Task description
Can you rename "job-applied-bar" to "applicants-bar" everywhere in the lines below and return them otherwise unchanged, leaving out the pictures?

--------------------------------

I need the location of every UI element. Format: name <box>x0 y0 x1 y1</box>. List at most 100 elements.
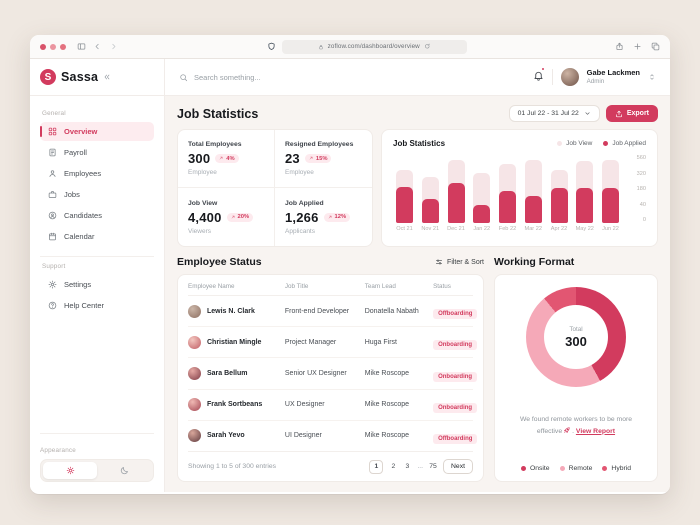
sidebar-item-label: Overview <box>64 127 98 136</box>
search-input[interactable] <box>194 72 414 82</box>
settings-icon <box>48 280 57 289</box>
sidebar-section-label: General <box>42 110 66 117</box>
export-label: Export <box>626 110 649 117</box>
pagination-ellipsis: ... <box>417 463 424 470</box>
bar-group-jan-22 <box>473 155 491 223</box>
search-bar[interactable] <box>165 59 533 95</box>
trend-up-icon <box>231 215 236 220</box>
y-axis-labels: 560 320 180 40 0 <box>628 155 646 223</box>
browser-chrome: zoflow.com/dashboard/overview <box>30 35 670 59</box>
employee-name: Sara Bellum <box>207 370 248 377</box>
job-applied-bar <box>473 205 491 223</box>
page-button-75[interactable]: 75 <box>429 463 437 470</box>
next-page-button[interactable]: Next <box>443 459 473 474</box>
table-footer: Showing 1 to 5 of 300 entries 1 2 3... 75 Ne… <box>188 452 473 474</box>
user-avatar[interactable] <box>560 68 579 86</box>
bar-group-jun-22 <box>602 155 619 223</box>
sidebar: General Overview Payroll Employees Jobs Candi… <box>30 96 165 492</box>
page-header: Job Statistics 01 Jul 22 - 31 Jul 22 Exp… <box>177 105 658 122</box>
export-button[interactable]: Export <box>605 105 658 122</box>
trend-up-icon <box>309 156 314 161</box>
new-tab-icon[interactable] <box>633 42 642 51</box>
notifications-button[interactable] <box>533 67 545 86</box>
job-applied-bar <box>576 187 594 223</box>
reload-icon[interactable] <box>424 43 431 50</box>
bar-chart: Oct 21 Nov 21 Dec 21 Jan 22 Feb 22 Mar 22 Apr … <box>393 155 646 240</box>
appearance-block: Appearance <box>40 433 154 482</box>
stat-value: 1,266 <box>285 209 319 225</box>
sidebar-item-calendar[interactable]: Calendar <box>40 227 154 246</box>
x-axis-tick: May 22 <box>575 226 594 232</box>
employee-table-card: Employee Name Job Title Team Lead Status Le… <box>177 274 484 482</box>
url-text: zoflow.com/dashboard/overview <box>327 43 420 50</box>
status-badge: Onboarding <box>433 371 478 382</box>
stat-sublabel: Applicants <box>285 227 315 235</box>
working-format-card: Total 300 We found remote workers to be … <box>494 274 658 482</box>
bar-group-mar-22 <box>524 155 542 223</box>
help-icon <box>48 301 57 310</box>
sidebar-item-label: Settings <box>64 280 92 289</box>
stat-card-job-view: Job View 4,400 20% Viewers <box>178 188 275 246</box>
sidebar-item-candidates[interactable]: Candidates <box>40 206 154 225</box>
sidebar-item-settings[interactable]: Settings <box>40 275 154 294</box>
page-title: Job Statistics <box>177 106 259 121</box>
dark-mode-button[interactable] <box>97 462 151 479</box>
donut-legend-item-hybrid: Hybrid <box>602 465 631 472</box>
page-button-2[interactable]: 2 <box>391 463 396 470</box>
sidebar-section: General Overview Payroll Employees Jobs Candi… <box>40 104 154 248</box>
sidebar-toggle-icon[interactable] <box>77 42 86 51</box>
filter-sort-button[interactable]: Filter & Sort <box>435 258 484 266</box>
forward-icon[interactable] <box>109 42 118 51</box>
page-button-1[interactable]: 1 <box>369 459 384 474</box>
x-axis-tick: Feb 22 <box>498 226 517 232</box>
x-axis-tick: Oct 21 <box>396 226 413 232</box>
status-badge: Onboarding <box>433 340 478 351</box>
main-content: Job Statistics 01 Jul 22 - 31 Jul 22 Exp… <box>165 96 670 492</box>
sidebar-item-help-center[interactable]: Help Center <box>40 296 154 315</box>
light-mode-button[interactable] <box>43 462 97 479</box>
collapse-sidebar-icon[interactable] <box>103 73 111 81</box>
page-button-3[interactable]: 3 <box>405 463 410 470</box>
header-right: Gabe Lackmen Admin <box>533 59 670 95</box>
table-row[interactable]: Frank Sortbeans UX Designer Mike Roscope On… <box>188 390 478 421</box>
table-row[interactable]: Christian Mingle Project Manager Huga Firs… <box>188 327 478 359</box>
minimize-window-button[interactable] <box>50 43 56 50</box>
stat-card-total-employees: Total Employees 300 4% Employee <box>178 130 275 188</box>
employee-name: Sarah Yevo <box>207 432 245 440</box>
calendar-icon <box>48 232 57 241</box>
address-bar[interactable]: zoflow.com/dashboard/overview <box>281 39 467 54</box>
sidebar-item-jobs[interactable]: Jobs <box>40 185 154 204</box>
zoom-window-button[interactable] <box>60 43 66 50</box>
legend-dot <box>520 466 526 471</box>
date-range-picker[interactable]: 01 Jul 22 - 31 Jul 22 <box>508 105 600 122</box>
sidebar-item-label: Candidates <box>64 211 102 220</box>
chevron-up-down-icon[interactable] <box>648 73 656 81</box>
table-row[interactable]: Sarah Yevo UI Designer Mike Roscope Offboar… <box>188 421 478 453</box>
employee-name: Christian Mingle <box>207 338 262 346</box>
window-controls <box>40 43 66 50</box>
employee-avatar <box>188 335 201 349</box>
working-format-title: Working Format <box>494 256 575 268</box>
back-icon[interactable] <box>93 42 102 51</box>
sidebar-item-payroll[interactable]: Payroll <box>40 143 154 162</box>
employee-job-title: UX Designer <box>284 401 325 409</box>
user-role: Admin <box>586 77 605 85</box>
appearance-label: Appearance <box>40 447 76 454</box>
view-report-link[interactable]: View Report <box>575 427 616 435</box>
employee-team-lead: Mike Roscope <box>364 432 410 440</box>
stat-delta-badge: 12% <box>323 212 351 222</box>
close-window-button[interactable] <box>40 43 46 50</box>
table-showing-text: Showing 1 to 5 of 300 entries <box>188 463 277 470</box>
sun-icon <box>66 466 75 475</box>
column-header-employee-name: Employee Name <box>188 283 235 290</box>
employee-job-title: UI Designer <box>284 432 322 440</box>
sidebar-item-overview[interactable]: Overview <box>40 122 154 141</box>
table-row[interactable]: Sara Bellum Senior UX Designer Mike Roscop… <box>188 358 478 390</box>
tab-overview-icon[interactable] <box>651 42 660 51</box>
job-applied-bar <box>524 195 542 223</box>
share-icon[interactable] <box>615 42 624 51</box>
sidebar-section-label: Support <box>42 263 66 270</box>
table-row[interactable]: Lewis N. Clark Front-end Developer Donatel… <box>188 296 478 328</box>
legend-dot <box>602 466 608 471</box>
sidebar-item-employees[interactable]: Employees <box>40 164 154 183</box>
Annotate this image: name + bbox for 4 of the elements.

--------------------------------

Exercise answer
I need the location of every UI element. Format: name <box>x0 y0 x1 y1</box>. List at most 100 elements.
sidebar-item-label: Overview <box>64 127 98 136</box>
search-input[interactable] <box>194 72 414 82</box>
settings-icon <box>48 280 57 289</box>
sidebar-section-label: General <box>42 110 66 117</box>
export-label: Export <box>626 110 649 117</box>
pagination-ellipsis: ... <box>417 463 424 470</box>
bar-group-jan-22 <box>473 155 491 223</box>
search-bar[interactable] <box>165 59 533 95</box>
trend-up-icon <box>231 215 236 220</box>
y-axis-labels: 560 320 180 40 0 <box>628 155 646 223</box>
browser-chrome: zoflow.com/dashboard/overview <box>30 35 670 59</box>
employee-name: Sara Bellum <box>207 370 248 377</box>
applicants-bar <box>473 205 491 223</box>
page-button-75[interactable]: 75 <box>429 463 437 470</box>
next-page-button[interactable]: Next <box>443 459 473 474</box>
table-footer: Showing 1 to 5 of 300 entries 1 2 3... 75 Ne… <box>188 452 473 474</box>
user-avatar[interactable] <box>560 68 579 86</box>
bar-group-jun-22 <box>602 155 619 223</box>
sidebar: General Overview Payroll Employees Jobs Candi… <box>30 96 165 492</box>
page-header: Job Statistics 01 Jul 22 - 31 Jul 22 Exp… <box>177 105 658 122</box>
export-button[interactable]: Export <box>605 105 658 122</box>
trend-up-icon <box>309 156 314 161</box>
new-tab-icon[interactable] <box>633 42 642 51</box>
notifications-button[interactable] <box>533 67 545 86</box>
applicants-bar <box>576 187 594 223</box>
reload-icon[interactable] <box>424 43 431 50</box>
bar-chart: Oct 21 Nov 21 Dec 21 Jan 22 Feb 22 Mar 22 Apr … <box>393 155 646 240</box>
appearance-block: Appearance <box>40 433 154 482</box>
stat-value: 1,266 <box>285 209 319 225</box>
sidebar-item-calendar[interactable]: Calendar <box>40 227 154 246</box>
x-axis-tick: May 22 <box>575 226 594 232</box>
employee-table-card: Employee Name Job Title Team Lead Status Le… <box>177 274 484 482</box>
url-text: zoflow.com/dashboard/overview <box>327 43 420 50</box>
status-badge: Onboarding <box>433 371 478 382</box>
stat-sublabel: Applicants <box>285 227 315 235</box>
working-format-card: Total 300 We found remote workers to be … <box>494 274 658 482</box>
bar-group-mar-22 <box>524 155 542 223</box>
help-icon <box>48 301 57 310</box>
sidebar-item-label: Settings <box>64 280 92 289</box>
stat-card-job-view: Job View 4,400 20% Viewers <box>178 188 275 246</box>
sidebar-item-candidates[interactable]: Candidates <box>40 206 154 225</box>
sidebar-item-settings[interactable]: Settings <box>40 275 154 294</box>
page-title: Job Statistics <box>177 106 259 121</box>
dark-mode-button[interactable] <box>97 462 151 479</box>
donut-legend-item-hybrid: Hybrid <box>602 465 631 472</box>
page-button-2[interactable]: 2 <box>391 463 396 470</box>
sidebar-section: General Overview Payroll Employees Jobs Candi… <box>40 104 154 248</box>
sidebar-toggle-icon[interactable] <box>77 42 86 51</box>
filter-sort-button[interactable]: Filter & Sort <box>435 258 484 266</box>
forward-icon[interactable] <box>109 42 118 51</box>
page-button-1[interactable]: 1 <box>369 459 384 474</box>
x-axis-tick: Feb 22 <box>498 226 517 232</box>
x-axis-tick: Oct 21 <box>396 226 413 232</box>
status-badge: Onboarding <box>433 340 478 351</box>
main-content: Job Statistics 01 Jul 22 - 31 Jul 22 Exp… <box>165 96 670 492</box>
sidebar-item-help-center[interactable]: Help Center <box>40 296 154 315</box>
light-mode-button[interactable] <box>43 462 97 479</box>
collapse-sidebar-icon[interactable] <box>103 73 111 81</box>
page-button-3[interactable]: 3 <box>405 463 410 470</box>
header-right: Gabe Lackmen Admin <box>533 59 670 95</box>
table-row[interactable]: Frank Sortbeans UX Designer Mike Roscope On… <box>188 390 478 421</box>
table-row[interactable]: Christian Mingle Project Manager Huga Firs… <box>188 327 478 359</box>
minimize-window-button[interactable] <box>50 43 56 50</box>
stat-card-total-employees: Total Employees 300 4% Employee <box>178 130 275 188</box>
employee-name: Sarah Yevo <box>207 432 245 440</box>
calendar-icon <box>48 232 57 241</box>
address-bar[interactable]: zoflow.com/dashboard/overview <box>281 39 467 54</box>
sidebar-item-jobs[interactable]: Jobs <box>40 185 154 204</box>
zoom-window-button[interactable] <box>60 43 66 50</box>
legend-dot <box>520 466 526 471</box>
date-range-picker[interactable]: 01 Jul 22 - 31 Jul 22 <box>508 105 600 122</box>
sidebar-item-label: Candidates <box>64 211 102 220</box>
chevron-up-down-icon[interactable] <box>648 73 656 81</box>
table-row[interactable]: Sarah Yevo UI Designer Mike Roscope Offboar… <box>188 421 478 453</box>
employee-name: Christian Mingle <box>207 338 262 346</box>
window-controls <box>40 43 66 50</box>
employee-avatar <box>188 335 201 349</box>
working-format-title: Working Format <box>494 256 575 268</box>
back-icon[interactable] <box>93 42 102 51</box>
sidebar-item-payroll[interactable]: Payroll <box>40 143 154 162</box>
employee-job-title: UX Designer <box>284 401 325 409</box>
user-role: Admin <box>586 77 605 85</box>
appearance-label: Appearance <box>40 447 76 454</box>
view-report-link[interactable]: View Report <box>575 427 616 435</box>
employee-team-lead: Mike Roscope <box>364 432 410 440</box>
stat-delta-badge: 12% <box>323 212 351 222</box>
close-window-button[interactable] <box>40 43 46 50</box>
table-showing-text: Showing 1 to 5 of 300 entries <box>188 463 277 470</box>
sun-icon <box>66 466 75 475</box>
column-header-employee-name: Employee Name <box>188 283 235 290</box>
employee-job-title: UI Designer <box>284 432 322 440</box>
sidebar-item-overview[interactable]: Overview <box>40 122 154 141</box>
table-row[interactable]: Sara Bellum Senior UX Designer Mike Roscop… <box>188 358 478 390</box>
tab-overview-icon[interactable] <box>651 42 660 51</box>
applicants-bar <box>524 195 542 223</box>
share-icon[interactable] <box>615 42 624 51</box>
sidebar-section-label: Support <box>42 263 66 270</box>
table-row[interactable]: Lewis N. Clark Front-end Developer Donatel… <box>188 296 478 328</box>
legend-dot <box>602 466 608 471</box>
sidebar-item-employees[interactable]: Employees <box>40 164 154 183</box>
Annotate this image: name + bbox for 4 of the elements.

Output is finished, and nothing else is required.